Direction:
Make an exact transcription of the material, leaving out all images.
# # # #
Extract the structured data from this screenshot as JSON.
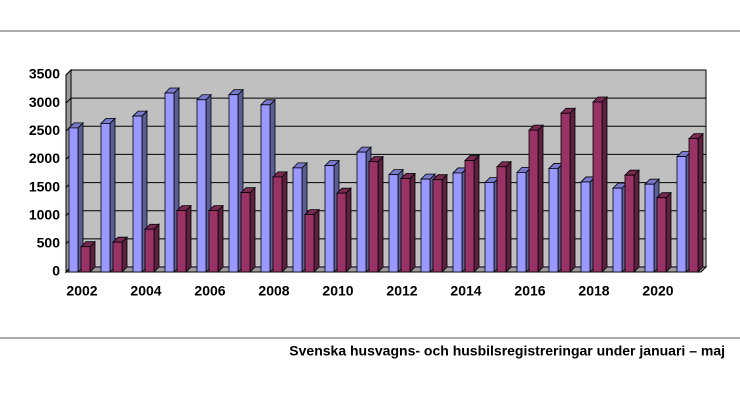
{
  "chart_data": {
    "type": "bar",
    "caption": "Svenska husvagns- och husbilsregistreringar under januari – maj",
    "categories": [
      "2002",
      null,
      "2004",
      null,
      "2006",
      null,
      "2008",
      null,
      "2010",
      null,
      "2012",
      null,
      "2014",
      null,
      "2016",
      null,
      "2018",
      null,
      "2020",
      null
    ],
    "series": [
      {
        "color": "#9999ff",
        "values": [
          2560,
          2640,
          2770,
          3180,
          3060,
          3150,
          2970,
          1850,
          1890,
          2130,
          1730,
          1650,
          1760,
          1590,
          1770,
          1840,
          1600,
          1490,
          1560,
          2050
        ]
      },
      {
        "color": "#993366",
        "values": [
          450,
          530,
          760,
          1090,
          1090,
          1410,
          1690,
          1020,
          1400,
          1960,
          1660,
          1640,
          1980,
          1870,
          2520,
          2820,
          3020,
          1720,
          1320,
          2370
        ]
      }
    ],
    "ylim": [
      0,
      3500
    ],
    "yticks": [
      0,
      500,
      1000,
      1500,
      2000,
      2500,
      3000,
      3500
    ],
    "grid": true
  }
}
# # # #
Answer:
Extract the structured data from this screenshot as JSON.
{
  "chart_data": {
    "type": "bar",
    "caption": "Svenska husvagns- och husbilsregistreringar under januari – maj",
    "categories": [
      "2002",
      null,
      "2004",
      null,
      "2006",
      null,
      "2008",
      null,
      "2010",
      null,
      "2012",
      null,
      "2014",
      null,
      "2016",
      null,
      "2018",
      null,
      "2020",
      null
    ],
    "series": [
      {
        "color": "#9999ff",
        "values": [
          2560,
          2640,
          2770,
          3180,
          3060,
          3150,
          2970,
          1850,
          1890,
          2130,
          1730,
          1650,
          1760,
          1590,
          1770,
          1840,
          1600,
          1490,
          1560,
          2050
        ]
      },
      {
        "color": "#993366",
        "values": [
          450,
          530,
          760,
          1090,
          1090,
          1410,
          1690,
          1020,
          1400,
          1960,
          1660,
          1640,
          1980,
          1870,
          2520,
          2820,
          3020,
          1720,
          1320,
          2370
        ]
      }
    ],
    "ylim": [
      0,
      3500
    ],
    "yticks": [
      0,
      500,
      1000,
      1500,
      2000,
      2500,
      3000,
      3500
    ],
    "grid": true
  }
}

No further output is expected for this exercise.